Problem statement: The entries need to be copied exactly.

Data items:
....

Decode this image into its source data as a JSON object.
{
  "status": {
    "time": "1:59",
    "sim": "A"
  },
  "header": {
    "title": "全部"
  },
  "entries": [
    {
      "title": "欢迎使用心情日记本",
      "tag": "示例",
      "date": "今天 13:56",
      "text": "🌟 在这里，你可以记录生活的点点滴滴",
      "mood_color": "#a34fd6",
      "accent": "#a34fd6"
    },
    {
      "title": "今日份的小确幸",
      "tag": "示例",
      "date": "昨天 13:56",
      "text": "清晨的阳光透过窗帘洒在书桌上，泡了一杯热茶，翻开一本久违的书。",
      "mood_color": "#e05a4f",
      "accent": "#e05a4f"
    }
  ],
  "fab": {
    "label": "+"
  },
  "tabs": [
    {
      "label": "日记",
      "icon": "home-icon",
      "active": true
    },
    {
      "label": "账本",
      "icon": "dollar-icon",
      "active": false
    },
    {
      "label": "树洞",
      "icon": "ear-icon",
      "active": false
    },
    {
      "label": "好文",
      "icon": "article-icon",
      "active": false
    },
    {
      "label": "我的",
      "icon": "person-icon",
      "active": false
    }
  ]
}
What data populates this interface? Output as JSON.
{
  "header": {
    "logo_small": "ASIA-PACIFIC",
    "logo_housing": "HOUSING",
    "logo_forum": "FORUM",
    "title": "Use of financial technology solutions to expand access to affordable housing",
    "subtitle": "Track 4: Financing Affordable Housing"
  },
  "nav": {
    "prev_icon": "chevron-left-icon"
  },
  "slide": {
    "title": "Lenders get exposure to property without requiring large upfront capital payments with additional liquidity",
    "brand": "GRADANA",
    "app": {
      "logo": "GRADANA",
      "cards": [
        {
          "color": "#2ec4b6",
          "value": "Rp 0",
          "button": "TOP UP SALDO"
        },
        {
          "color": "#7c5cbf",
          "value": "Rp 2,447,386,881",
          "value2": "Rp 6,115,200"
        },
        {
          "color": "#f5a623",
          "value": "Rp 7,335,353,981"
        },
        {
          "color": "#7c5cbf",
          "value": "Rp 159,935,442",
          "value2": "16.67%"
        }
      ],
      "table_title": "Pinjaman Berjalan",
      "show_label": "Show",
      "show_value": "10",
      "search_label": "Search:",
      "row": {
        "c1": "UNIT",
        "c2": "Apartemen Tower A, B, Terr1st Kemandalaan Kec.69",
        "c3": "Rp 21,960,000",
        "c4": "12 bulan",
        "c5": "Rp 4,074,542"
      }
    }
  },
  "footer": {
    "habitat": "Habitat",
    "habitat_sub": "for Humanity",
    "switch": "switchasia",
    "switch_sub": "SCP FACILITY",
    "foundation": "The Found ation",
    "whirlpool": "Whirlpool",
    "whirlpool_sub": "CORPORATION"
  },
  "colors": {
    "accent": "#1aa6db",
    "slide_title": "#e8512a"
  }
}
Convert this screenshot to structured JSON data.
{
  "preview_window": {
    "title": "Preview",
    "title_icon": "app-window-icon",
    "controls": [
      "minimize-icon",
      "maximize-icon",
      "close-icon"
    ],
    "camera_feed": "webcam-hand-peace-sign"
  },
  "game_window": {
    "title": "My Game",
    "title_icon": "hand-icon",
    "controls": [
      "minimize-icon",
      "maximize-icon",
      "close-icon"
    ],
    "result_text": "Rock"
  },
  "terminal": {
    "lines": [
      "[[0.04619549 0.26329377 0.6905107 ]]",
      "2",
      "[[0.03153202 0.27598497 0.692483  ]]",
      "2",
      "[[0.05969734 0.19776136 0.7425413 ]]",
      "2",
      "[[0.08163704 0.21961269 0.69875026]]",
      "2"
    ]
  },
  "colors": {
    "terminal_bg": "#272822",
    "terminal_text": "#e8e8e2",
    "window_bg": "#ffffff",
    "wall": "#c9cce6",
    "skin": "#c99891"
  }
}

....

Correct response:
Decode this image into its source data as a JSON object.
{
  "status": {
    "time": "1:59",
    "sim": "A"
  },
  "header": {
    "title": "全部"
  },
  "entries": [
    {
      "title": "欢迎使用心情日记本",
      "tag": "示例",
      "date": "今天 13:56",
      "text": "🌟 在这里，你可以记录生活的点点滴滴",
      "mood_color": "#a34fd6",
      "accent": "#a34fd6"
    },
    {
      "title": "今日份的小确幸",
      "tag": "示例",
      "date": "昨天 13:56",
      "text": "清晨的阳光透过窗帘洒在书桌上，泡了一杯热茶，翻开一本久违的书。",
      "mood_color": "#e05a4f",
      "accent": "#e05a4f"
    }
  ],
  "fab": {
    "label": "+"
  },
  "tabs": [
    {
      "label": "日记",
      "icon": "home-icon",
      "active": true
    },
    {
      "label": "账本",
      "icon": "dollar-icon",
      "active": false
    },
    {
      "label": "树洞",
      "icon": "ear-icon",
      "active": false
    },
    {
      "label": "好文",
      "icon": "article-icon",
      "active": false
    },
    {
      "label": "我的",
      "icon": "person-icon",
      "active": false
    }
  ]
}
What data populates this interface? Output as JSON.
{
  "header": {
    "logo_small": "ASIA-PACIFIC",
    "logo_housing": "HOUSING",
    "logo_forum": "FORUM",
    "title": "Use of financial technology solutions to expand access to affordable housing",
    "subtitle": "Track 4: Financing Affordable Housing"
  },
  "nav": {
    "prev_icon": "chevron-left-icon"
  },
  "slide": {
    "title": "Lenders get exposure to property without requiring large upfront capital payments with additional liquidity",
    "brand": "GRADANA",
    "app": {
      "logo": "GRADANA",
      "cards": [
        {
          "color": "#2ec4b6",
          "value": "Rp 0",
          "button": "TOP UP SALDO"
        },
        {
          "color": "#7c5cbf",
          "value": "Rp 2,447,386,881",
          "value2": "Rp 6,115,200"
        },
        {
          "color": "#f5a623",
          "value": "Rp 7,335,353,981"
        },
        {
          "color": "#7c5cbf",
          "value": "Rp 159,935,442",
          "value2": "16.67%"
        }
      ],
      "table_title": "Pinjaman Berjalan",
      "show_label": "Show",
      "show_value": "10",
      "search_label": "Search:",
      "row": {
        "c1": "UNIT",
        "c2": "Apartemen Tower A, B, Terr1st Kemandalaan Kec.69",
        "c3": "Rp 21,960,000",
        "c4": "12 bulan",
        "c5": "Rp 4,074,542"
      }
    }
  },
  "footer": {
    "habitat": "Habitat",
    "habitat_sub": "for Humanity",
    "switch": "switchasia",
    "switch_sub": "SCP FACILITY",
    "foundation": "The Found ation",
    "whirlpool": "Whirlpool",
    "whirlpool_sub": "CORPORATION"
  },
  "colors": {
    "accent": "#1aa6db",
    "slide_title": "#e8512a"
  }
}
Convert this screenshot to structured JSON data.
{
  "preview_window": {
    "title": "Preview",
    "title_icon": "app-window-icon",
    "controls": [
      "minimize-icon",
      "maximize-icon",
      "close-icon"
    ],
    "camera_feed": "webcam-hand-peace-sign"
  },
  "game_window": {
    "title": "My Game",
    "title_icon": "hand-icon",
    "controls": [
      "minimize-icon",
      "maximize-icon",
      "close-icon"
    ],
    "result_text": "Rock"
  },
  "terminal": {
    "lines": [
      "[[0.04619549 0.26329377 0.6905107 ]]",
      "2",
      "[[0.03153202 0.27598497 0.692483  ]]",
      "2",
      "[[0.05969734 0.19776136 0.7425413 ]]",
      "2",
      "[[0.08163704 0.21961269 0.69875026]]",
      "2"
    ]
  },
  "colors": {
    "terminal_bg": "#272822",
    "terminal_text": "#e8e8e2",
    "window_bg": "#ffffff",
    "wall": "#c9cce6",
    "skin": "#c99891"
  }
}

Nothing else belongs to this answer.